▶ **Article**:
* begin *

You might not be down with the lingo, but if you regularly drive through urban areas, you've probably ridden the "green wave" at one point or another.
The drive starts out like any other, just a quick trip across town to pick up some dry cleaning. You drift effortlessly through the first green light and coast through the next intersection as well. To your growing amazement, you easily make the third traffic light, too. Will this streak of traffic luck hold out? Will you arrive at your destination without stopping for a single light?
For many, the green wave may seem something of a divine gift from the otherwise unsympathetic traffic gods. For hypermilers, however, there's nothing supernatural about hitting all the lights just right. Like a gambler who works the mathematical odds instead of relying on lucky charms, these savvy individuals drive to beat the system. Hypermiling simply involves driving your vehicle in a manner that maximizes fuel efficiency and minimizes exhaust emissions -- and a key way to achieve both is to cut out unnecessary stops and rapid accelerations.
Frugal hypermilers live for increasing their vehicle's gas mileage, but even the most experienced green wave rider has his or her limits. You may have a great feel for the road, but you can't talk to the traffic lights. Or can you? In the German city of Ingolstadt, something peculiar is afoot. Certain luxury vehicles have been observed gliding effortlessly through intersections. Even when they're forced to stop, they never seem to have to wait long. Who are these mysterious drivers, and what allows their cars to cut though the municipal traffic system?
It's no coincidence that the vehicles are all Audis, and that the automotive manufacturer is headquartered in Ingolstadt. The Bavarian city is currently playing host to an experiment in the future of driving called Travolution. With Audi's Travolution system, intelligent traffic lights talk to each other and cars talk to traffic lights, all to the benefit of human drivers.

* end *

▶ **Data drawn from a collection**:
* begin *

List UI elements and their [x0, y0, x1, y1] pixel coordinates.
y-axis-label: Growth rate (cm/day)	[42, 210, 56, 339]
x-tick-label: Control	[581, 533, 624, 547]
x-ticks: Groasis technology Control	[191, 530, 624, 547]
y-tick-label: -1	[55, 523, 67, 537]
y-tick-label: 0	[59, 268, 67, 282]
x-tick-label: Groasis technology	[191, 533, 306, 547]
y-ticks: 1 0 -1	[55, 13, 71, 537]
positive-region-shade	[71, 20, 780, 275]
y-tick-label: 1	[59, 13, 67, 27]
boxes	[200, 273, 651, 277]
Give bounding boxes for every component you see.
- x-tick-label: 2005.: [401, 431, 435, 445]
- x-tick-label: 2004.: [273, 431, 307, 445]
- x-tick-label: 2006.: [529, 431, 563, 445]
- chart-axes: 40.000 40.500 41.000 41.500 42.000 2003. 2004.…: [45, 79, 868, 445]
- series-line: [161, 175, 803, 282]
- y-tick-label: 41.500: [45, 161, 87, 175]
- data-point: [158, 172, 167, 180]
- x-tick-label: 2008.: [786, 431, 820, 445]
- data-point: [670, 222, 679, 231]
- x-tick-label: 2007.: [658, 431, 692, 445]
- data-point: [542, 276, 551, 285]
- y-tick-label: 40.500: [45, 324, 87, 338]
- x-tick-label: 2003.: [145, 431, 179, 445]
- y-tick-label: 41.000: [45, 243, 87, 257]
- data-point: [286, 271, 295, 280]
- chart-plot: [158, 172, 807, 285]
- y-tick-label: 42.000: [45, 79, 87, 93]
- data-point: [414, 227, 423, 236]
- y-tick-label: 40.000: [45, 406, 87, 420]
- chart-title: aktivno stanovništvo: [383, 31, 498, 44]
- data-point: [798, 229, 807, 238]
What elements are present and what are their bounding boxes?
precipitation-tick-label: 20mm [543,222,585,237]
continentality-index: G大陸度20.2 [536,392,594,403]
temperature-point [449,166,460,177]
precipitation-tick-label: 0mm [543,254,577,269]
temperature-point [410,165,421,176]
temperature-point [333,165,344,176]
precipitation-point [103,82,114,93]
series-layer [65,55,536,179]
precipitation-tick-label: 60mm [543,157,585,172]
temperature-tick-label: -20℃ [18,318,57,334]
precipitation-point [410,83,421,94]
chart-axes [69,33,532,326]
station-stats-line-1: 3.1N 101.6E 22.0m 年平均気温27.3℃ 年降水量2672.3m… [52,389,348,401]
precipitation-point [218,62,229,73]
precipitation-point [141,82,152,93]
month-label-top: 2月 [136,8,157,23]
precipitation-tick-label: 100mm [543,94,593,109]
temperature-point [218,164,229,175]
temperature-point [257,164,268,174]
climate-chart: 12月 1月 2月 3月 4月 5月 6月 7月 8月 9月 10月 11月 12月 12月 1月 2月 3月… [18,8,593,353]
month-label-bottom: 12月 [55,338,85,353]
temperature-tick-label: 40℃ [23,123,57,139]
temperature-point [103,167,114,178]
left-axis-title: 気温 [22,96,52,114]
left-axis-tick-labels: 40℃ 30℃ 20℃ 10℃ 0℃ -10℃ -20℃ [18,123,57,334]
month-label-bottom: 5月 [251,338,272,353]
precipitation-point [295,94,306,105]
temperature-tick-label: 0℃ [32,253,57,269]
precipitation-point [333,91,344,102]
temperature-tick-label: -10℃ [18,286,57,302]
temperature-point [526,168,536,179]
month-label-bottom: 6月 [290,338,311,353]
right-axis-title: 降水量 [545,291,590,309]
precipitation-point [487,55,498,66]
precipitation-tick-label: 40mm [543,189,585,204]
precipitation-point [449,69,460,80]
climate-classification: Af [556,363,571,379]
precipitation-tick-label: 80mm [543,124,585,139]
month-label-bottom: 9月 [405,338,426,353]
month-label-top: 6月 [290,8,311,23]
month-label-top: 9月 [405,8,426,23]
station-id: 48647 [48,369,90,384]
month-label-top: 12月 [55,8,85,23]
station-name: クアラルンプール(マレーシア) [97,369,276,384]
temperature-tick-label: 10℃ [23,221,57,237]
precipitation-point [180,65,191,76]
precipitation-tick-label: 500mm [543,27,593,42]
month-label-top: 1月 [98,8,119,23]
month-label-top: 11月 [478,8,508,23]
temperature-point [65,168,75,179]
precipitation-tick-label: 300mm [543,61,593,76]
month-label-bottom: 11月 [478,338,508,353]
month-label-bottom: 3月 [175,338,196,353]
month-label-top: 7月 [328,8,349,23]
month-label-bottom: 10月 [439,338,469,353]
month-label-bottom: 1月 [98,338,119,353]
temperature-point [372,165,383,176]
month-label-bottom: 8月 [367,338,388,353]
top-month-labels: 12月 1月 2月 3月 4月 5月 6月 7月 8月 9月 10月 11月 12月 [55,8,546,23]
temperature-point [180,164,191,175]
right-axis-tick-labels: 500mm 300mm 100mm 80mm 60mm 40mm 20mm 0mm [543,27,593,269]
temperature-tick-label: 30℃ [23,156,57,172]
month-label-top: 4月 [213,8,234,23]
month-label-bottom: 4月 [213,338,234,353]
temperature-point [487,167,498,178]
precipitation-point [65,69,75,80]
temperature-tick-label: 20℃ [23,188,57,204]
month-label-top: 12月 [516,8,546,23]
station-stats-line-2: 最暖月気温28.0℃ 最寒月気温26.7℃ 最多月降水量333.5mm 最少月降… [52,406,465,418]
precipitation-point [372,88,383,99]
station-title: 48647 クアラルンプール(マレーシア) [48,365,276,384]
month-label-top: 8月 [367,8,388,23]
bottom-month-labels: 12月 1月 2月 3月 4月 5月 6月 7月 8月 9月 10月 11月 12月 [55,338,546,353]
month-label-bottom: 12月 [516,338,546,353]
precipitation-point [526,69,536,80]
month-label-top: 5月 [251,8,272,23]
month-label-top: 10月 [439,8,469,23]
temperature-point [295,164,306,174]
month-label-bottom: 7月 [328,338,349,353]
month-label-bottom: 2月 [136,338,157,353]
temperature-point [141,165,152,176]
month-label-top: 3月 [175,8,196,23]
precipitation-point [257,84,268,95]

* end *

▶ **What to do**:
**1.** In the article on the green wave, why are the vehicles that glide through Ingolstadt's intersections all Audis?
**2.** Rename "y-tick-label" to "y-axis tick label" in the listing, and give the lines from its start up to and including the line containing "- x-tick-label: 2008.: [786, 431, 820, 445]".
The article and the listing come from separate sources.

▶ **Solutions to the exercise**:
**1.** Audi is headquartered in Ingolstadt, and the city is hosting an experiment called Travolution. With Audi's Travolution system, intelligent traffic lights talk to each other and cars talk to traffic lights.

**2.**
List UI elements and their [x0, y0, x1, y1] pixel coordinates.
y-axis-label: Growth rate (cm/day)	[42, 210, 56, 339]
x-tick-label: Control	[581, 533, 624, 547]
x-ticks: Groasis technology Control	[191, 530, 624, 547]
y-axis tick label: -1	[55, 523, 67, 537]
y-axis tick label: 0	[59, 268, 67, 282]
x-tick-label: Groasis technology	[191, 533, 306, 547]
y-ticks: 1 0 -1	[55, 13, 71, 537]
positive-region-shade	[71, 20, 780, 275]
y-axis tick label: 1	[59, 13, 67, 27]
boxes	[200, 273, 651, 277]
Give bounding boxes for every component you see.
- x-tick-label: 2005.: [401, 431, 435, 445]
- x-tick-label: 2004.: [273, 431, 307, 445]
- x-tick-label: 2006.: [529, 431, 563, 445]
- chart-axes: 40.000 40.500 41.000 41.500 42.000 2003. 2004.…: [45, 79, 868, 445]
- series-line: [161, 175, 803, 282]
- y-axis tick label: 41.500: [45, 161, 87, 175]
- data-point: [158, 172, 167, 180]
- x-tick-label: 2008.: [786, 431, 820, 445]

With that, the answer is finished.